• _Do this_
In the material below, identify each line bearing the word "naval". Reproduce those lines.

• _Dataset records_
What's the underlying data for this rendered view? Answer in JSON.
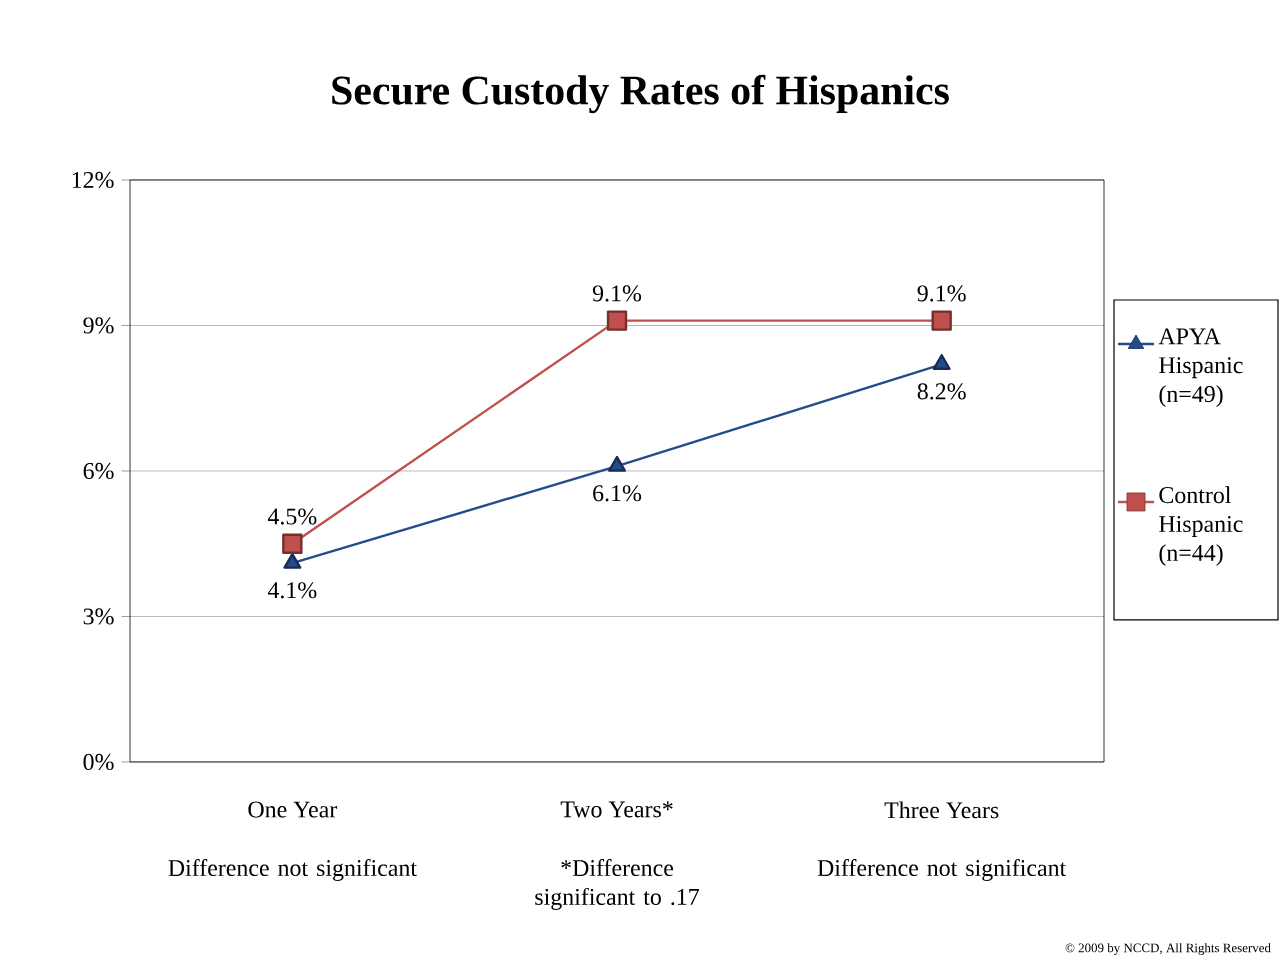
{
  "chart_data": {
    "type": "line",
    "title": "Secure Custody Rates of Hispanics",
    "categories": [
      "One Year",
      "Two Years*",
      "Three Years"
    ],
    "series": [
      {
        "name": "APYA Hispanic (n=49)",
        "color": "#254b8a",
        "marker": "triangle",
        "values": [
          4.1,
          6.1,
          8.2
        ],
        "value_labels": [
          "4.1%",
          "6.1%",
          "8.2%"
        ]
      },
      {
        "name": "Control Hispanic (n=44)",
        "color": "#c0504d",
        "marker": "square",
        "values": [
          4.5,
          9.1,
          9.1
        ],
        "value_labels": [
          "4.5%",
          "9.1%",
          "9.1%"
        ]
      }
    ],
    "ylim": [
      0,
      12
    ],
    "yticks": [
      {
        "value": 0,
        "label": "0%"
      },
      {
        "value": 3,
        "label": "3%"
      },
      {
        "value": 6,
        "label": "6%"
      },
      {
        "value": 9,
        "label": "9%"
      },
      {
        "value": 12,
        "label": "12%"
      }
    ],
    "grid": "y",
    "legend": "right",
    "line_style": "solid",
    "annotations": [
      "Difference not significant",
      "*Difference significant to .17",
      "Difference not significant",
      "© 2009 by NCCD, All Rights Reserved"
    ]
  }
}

==

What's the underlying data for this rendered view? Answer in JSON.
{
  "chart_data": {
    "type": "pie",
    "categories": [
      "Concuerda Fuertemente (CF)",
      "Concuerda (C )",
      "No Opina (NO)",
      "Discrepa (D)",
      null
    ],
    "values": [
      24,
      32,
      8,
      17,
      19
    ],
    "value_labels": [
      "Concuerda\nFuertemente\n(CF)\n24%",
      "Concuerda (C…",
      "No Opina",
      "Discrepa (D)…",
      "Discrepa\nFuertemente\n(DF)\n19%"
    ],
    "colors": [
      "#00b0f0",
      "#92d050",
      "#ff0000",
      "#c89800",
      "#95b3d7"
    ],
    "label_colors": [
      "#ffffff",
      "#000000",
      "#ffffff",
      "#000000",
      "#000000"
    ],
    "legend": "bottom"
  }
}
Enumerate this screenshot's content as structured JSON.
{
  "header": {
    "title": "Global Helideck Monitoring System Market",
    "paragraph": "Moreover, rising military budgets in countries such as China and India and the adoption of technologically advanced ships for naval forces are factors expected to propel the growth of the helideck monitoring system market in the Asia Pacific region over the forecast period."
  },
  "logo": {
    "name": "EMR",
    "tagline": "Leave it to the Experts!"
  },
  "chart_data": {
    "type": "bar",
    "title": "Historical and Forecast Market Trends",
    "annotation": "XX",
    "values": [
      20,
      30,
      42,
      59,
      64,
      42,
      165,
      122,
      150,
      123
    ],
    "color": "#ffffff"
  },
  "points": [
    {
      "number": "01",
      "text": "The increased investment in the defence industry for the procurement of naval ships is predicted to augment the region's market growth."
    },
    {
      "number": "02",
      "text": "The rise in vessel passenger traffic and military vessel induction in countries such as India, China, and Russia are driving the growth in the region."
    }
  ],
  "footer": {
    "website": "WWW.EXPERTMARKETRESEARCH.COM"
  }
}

...

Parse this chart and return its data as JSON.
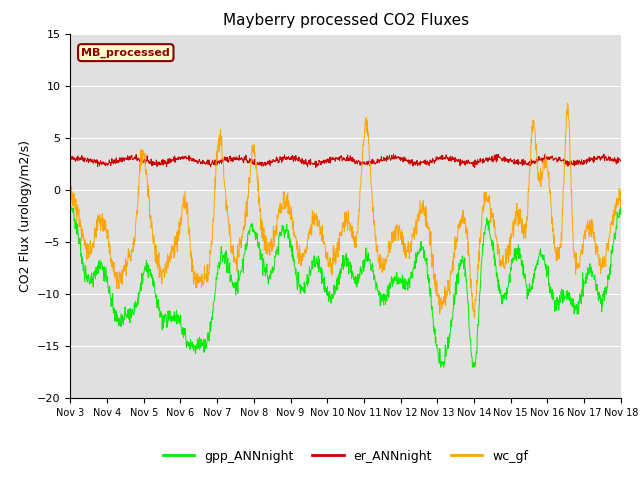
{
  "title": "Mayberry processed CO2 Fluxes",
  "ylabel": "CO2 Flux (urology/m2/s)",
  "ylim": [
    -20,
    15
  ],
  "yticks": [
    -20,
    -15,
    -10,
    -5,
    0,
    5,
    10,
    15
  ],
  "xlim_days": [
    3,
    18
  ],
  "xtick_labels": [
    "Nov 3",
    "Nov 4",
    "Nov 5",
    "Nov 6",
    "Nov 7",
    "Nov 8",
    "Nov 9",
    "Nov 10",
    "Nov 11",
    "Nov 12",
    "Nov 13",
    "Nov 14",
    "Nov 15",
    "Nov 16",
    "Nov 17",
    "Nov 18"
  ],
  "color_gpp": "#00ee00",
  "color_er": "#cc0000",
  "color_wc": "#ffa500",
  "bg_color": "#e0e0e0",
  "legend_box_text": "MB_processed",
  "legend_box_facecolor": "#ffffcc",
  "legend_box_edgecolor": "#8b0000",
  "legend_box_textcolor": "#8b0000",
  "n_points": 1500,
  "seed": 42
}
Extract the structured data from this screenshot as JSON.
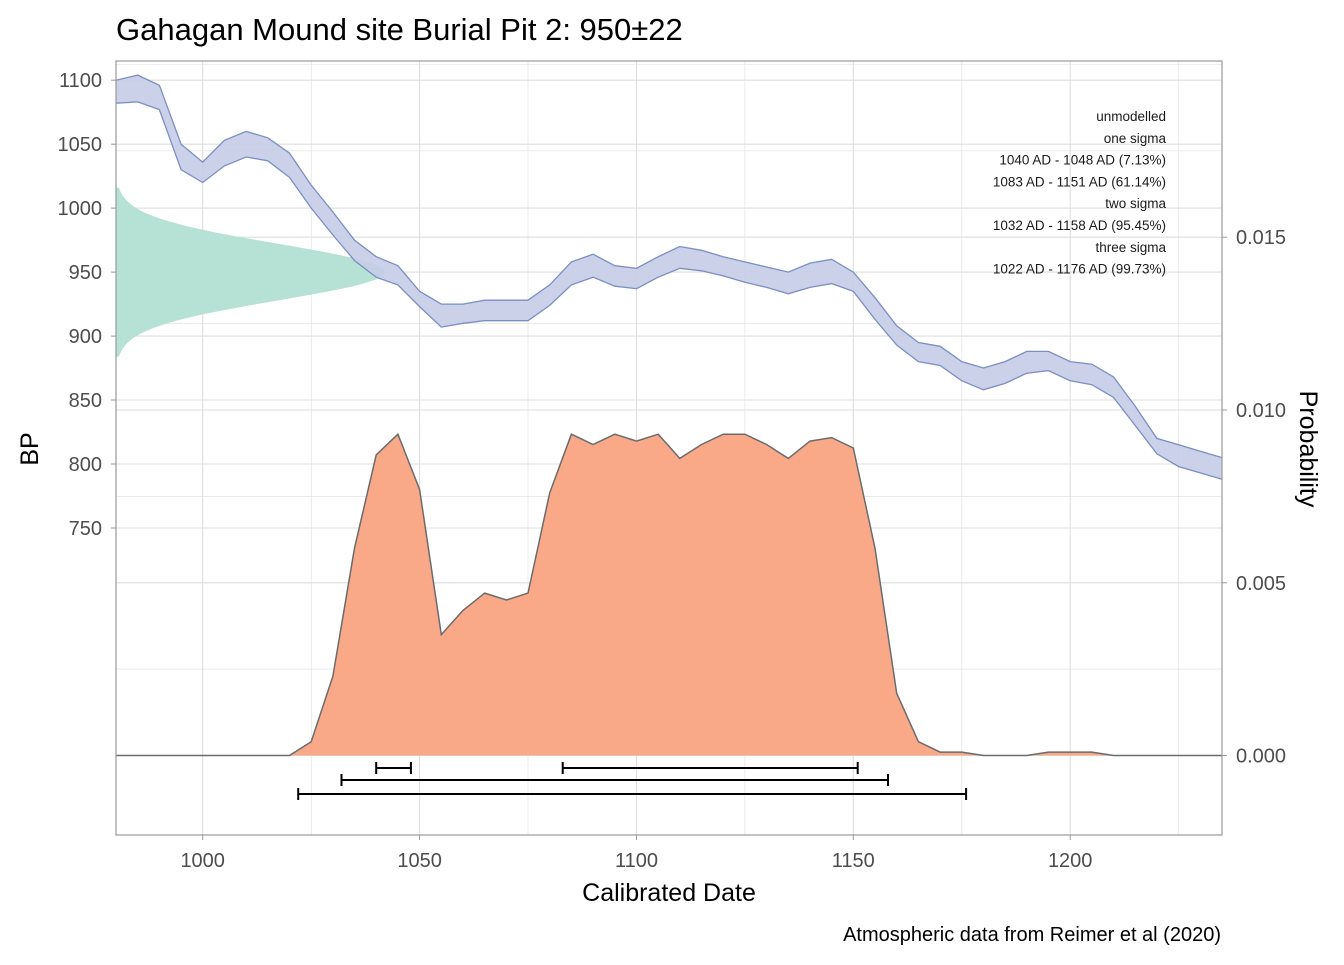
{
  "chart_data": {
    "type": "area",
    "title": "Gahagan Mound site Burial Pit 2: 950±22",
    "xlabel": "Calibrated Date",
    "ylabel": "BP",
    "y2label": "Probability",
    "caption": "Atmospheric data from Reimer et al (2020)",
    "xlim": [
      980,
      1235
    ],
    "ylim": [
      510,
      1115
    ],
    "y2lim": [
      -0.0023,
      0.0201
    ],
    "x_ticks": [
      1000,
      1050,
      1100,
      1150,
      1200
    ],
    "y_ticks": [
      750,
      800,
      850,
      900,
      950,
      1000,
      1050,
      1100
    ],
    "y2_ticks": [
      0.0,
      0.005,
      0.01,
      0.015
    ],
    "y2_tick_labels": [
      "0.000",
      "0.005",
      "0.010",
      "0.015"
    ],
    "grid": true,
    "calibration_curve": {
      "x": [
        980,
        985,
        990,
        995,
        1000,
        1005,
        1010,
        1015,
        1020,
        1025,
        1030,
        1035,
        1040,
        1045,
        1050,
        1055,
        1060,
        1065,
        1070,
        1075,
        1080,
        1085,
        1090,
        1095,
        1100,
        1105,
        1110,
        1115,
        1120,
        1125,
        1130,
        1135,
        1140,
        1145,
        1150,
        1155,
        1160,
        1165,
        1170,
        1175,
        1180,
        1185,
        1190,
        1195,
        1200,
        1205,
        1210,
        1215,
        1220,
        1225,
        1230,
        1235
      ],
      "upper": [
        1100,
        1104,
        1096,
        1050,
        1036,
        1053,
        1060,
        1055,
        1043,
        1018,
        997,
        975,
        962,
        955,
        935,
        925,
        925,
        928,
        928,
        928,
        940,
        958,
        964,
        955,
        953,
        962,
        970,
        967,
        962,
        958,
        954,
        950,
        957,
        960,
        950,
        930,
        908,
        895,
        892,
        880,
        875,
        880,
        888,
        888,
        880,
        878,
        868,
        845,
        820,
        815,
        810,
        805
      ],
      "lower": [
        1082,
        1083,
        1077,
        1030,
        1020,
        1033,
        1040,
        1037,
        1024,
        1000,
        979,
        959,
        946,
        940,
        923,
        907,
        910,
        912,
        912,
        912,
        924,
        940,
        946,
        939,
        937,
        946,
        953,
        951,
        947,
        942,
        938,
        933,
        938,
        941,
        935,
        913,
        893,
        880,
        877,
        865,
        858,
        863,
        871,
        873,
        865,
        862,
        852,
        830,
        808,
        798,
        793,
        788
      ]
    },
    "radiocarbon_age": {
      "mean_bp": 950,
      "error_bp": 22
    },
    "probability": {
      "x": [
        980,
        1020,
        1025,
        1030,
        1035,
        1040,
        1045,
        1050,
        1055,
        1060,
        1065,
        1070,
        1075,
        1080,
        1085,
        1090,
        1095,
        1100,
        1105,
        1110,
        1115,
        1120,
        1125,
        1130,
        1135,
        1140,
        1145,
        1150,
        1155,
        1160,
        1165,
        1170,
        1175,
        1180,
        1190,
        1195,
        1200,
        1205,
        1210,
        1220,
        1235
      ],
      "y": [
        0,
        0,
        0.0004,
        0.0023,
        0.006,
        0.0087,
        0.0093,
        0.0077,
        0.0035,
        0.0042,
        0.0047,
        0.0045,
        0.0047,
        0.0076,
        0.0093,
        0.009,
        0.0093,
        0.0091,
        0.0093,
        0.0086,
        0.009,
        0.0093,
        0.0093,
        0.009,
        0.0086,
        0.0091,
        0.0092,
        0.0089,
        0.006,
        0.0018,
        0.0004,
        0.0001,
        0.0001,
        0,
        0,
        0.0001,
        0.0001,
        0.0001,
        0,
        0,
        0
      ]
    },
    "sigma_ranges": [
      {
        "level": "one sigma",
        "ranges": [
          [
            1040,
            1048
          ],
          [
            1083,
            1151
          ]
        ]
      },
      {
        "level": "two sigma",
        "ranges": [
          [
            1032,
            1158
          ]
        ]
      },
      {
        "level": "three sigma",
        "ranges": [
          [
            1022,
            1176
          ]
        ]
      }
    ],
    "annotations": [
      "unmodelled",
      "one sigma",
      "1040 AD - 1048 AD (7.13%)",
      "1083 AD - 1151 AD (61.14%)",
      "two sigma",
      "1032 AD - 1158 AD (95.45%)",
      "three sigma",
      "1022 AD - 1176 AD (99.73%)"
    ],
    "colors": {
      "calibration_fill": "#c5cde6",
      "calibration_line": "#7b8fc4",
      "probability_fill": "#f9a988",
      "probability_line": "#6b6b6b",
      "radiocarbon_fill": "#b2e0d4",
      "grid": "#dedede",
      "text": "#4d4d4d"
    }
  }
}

• _Response_
    "paragraph": "Moreover, rising military budgets in countries such as China and India and the adoption of technologically advanced ships for naval forces are factors expected to propel the growth of the helideck monitoring system market in the Asia Pacific region over the forecast period."
      "text": "The increased investment in the defence industry for the procurement of naval ships is predicted to augment the region's market growth."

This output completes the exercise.